Top of TEXT PROVIDED

All of this posited data reverberates in my 21st-century brain, settling into my born-again spirit, and restates itself as an expanded statement of Moses’ ancient, pre-science explanation:

“Then God said, ‘Let there be light,’ and there was light; God saw that the light was good; and God separated the light from the darkness.”

Makes sense to me. You?

Glass half-Full


Something from Nothing

January 14, 2012

Today, I am going to expose to you my ignorance of quantum mechanics in the study of physics. Furthermore, you will plainly see that my childish grasp of the physicists’ exposition of this phenomenon is woefully inadequate, even naive.  But it doesn’t matter if you can detect right off the bat how blatantly dense is my take on the matter. You see, I am one of those who short circuits the rational pursuit of truth by inserting faith in a Creator where there should by all hypothetical propositions be an equation, or some hard-earned experimental data.

Bottom of TEXT PROVIDED
Top of STUDY MATERIAL

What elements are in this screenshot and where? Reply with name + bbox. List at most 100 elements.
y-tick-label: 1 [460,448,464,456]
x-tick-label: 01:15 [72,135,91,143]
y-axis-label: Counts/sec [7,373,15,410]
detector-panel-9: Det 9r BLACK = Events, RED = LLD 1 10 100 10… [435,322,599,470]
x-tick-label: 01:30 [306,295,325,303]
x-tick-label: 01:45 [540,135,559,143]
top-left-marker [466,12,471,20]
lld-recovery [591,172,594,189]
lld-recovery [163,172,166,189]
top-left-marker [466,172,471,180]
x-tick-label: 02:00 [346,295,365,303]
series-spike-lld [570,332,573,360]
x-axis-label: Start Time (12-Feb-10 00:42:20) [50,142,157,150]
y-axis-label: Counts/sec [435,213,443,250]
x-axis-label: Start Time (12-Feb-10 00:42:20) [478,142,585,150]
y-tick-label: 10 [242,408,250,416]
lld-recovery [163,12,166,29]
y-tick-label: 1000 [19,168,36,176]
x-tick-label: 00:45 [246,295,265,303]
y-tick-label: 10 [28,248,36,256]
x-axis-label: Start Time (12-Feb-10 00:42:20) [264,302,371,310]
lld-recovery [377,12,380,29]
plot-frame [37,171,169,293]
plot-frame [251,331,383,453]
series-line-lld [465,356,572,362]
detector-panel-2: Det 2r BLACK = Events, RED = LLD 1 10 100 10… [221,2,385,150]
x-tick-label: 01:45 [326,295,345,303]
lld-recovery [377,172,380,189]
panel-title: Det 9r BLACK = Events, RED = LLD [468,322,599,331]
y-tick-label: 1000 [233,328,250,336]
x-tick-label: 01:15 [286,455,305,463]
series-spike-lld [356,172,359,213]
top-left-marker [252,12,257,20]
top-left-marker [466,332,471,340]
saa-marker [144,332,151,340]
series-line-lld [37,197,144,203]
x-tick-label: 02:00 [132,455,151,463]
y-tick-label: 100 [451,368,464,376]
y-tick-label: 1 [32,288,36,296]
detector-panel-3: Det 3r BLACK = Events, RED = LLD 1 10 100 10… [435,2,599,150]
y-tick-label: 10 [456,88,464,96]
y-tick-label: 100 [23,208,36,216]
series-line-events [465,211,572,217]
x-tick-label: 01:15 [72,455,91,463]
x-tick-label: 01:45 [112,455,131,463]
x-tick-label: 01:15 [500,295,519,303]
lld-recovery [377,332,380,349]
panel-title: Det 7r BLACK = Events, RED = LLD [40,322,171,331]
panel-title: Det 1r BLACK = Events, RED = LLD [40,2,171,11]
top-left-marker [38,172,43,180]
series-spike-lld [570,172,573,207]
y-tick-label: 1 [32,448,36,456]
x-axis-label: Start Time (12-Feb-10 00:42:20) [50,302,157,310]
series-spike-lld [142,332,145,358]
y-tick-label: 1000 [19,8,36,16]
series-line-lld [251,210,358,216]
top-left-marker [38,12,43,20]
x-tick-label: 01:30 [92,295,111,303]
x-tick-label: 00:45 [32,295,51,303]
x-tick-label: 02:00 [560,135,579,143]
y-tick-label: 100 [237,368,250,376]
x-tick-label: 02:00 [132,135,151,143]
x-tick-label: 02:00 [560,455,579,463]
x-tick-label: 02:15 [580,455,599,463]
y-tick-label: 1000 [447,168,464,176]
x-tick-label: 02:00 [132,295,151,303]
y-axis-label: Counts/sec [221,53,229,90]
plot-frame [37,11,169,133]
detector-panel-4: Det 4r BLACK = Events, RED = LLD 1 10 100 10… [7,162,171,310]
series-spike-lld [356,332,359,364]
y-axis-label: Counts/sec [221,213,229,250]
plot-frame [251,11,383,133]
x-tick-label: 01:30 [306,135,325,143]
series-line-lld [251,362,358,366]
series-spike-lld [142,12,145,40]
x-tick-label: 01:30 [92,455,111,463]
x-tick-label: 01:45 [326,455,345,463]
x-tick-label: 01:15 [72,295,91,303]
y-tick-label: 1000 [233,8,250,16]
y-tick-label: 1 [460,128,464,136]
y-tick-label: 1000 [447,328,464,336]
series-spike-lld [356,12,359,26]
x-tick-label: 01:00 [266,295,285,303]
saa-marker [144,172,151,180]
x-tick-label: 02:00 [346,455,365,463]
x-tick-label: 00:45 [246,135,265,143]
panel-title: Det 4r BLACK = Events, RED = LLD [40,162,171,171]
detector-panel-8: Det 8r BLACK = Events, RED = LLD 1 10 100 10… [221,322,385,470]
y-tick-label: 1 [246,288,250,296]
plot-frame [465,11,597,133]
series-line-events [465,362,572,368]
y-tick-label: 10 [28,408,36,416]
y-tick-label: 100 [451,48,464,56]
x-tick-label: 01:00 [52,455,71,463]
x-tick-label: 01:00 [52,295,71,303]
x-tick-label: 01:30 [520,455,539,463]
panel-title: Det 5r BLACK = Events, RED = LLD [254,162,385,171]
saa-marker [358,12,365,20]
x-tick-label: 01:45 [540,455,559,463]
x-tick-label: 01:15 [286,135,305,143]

Bottom of STUDY MATERIAL

### EXERCISE TASKS
**1.** In the text on faith and physics, what date appears under the heading "Something from Nothing"?
**2.** Return the passage of the text on faith and physics between "Glass half-Full" and "hard-earned experimental data.", inclusive.
This material is separate from the text on faith and physics.

### ANSWERS FOR THIS EXERCISE
**1.** January 14, 2012

**2.**
Glass half-Full


Something from Nothing

January 14, 2012

Today, I am going to expose to you my ignorance of quantum mechanics in the study of physics. Furthermore, you will plainly see that my childish grasp of the physicists’ exposition of this phenomenon is woefully inadequate, even naive.  But it doesn’t matter if you can detect right off the bat how blatantly dense is my take on the matter. You see, I am one of those who short circuits the rational pursuit of truth by inserting faith in a Creator where there should by all hypothetical propositions be an equation, or some hard-earned experimental data.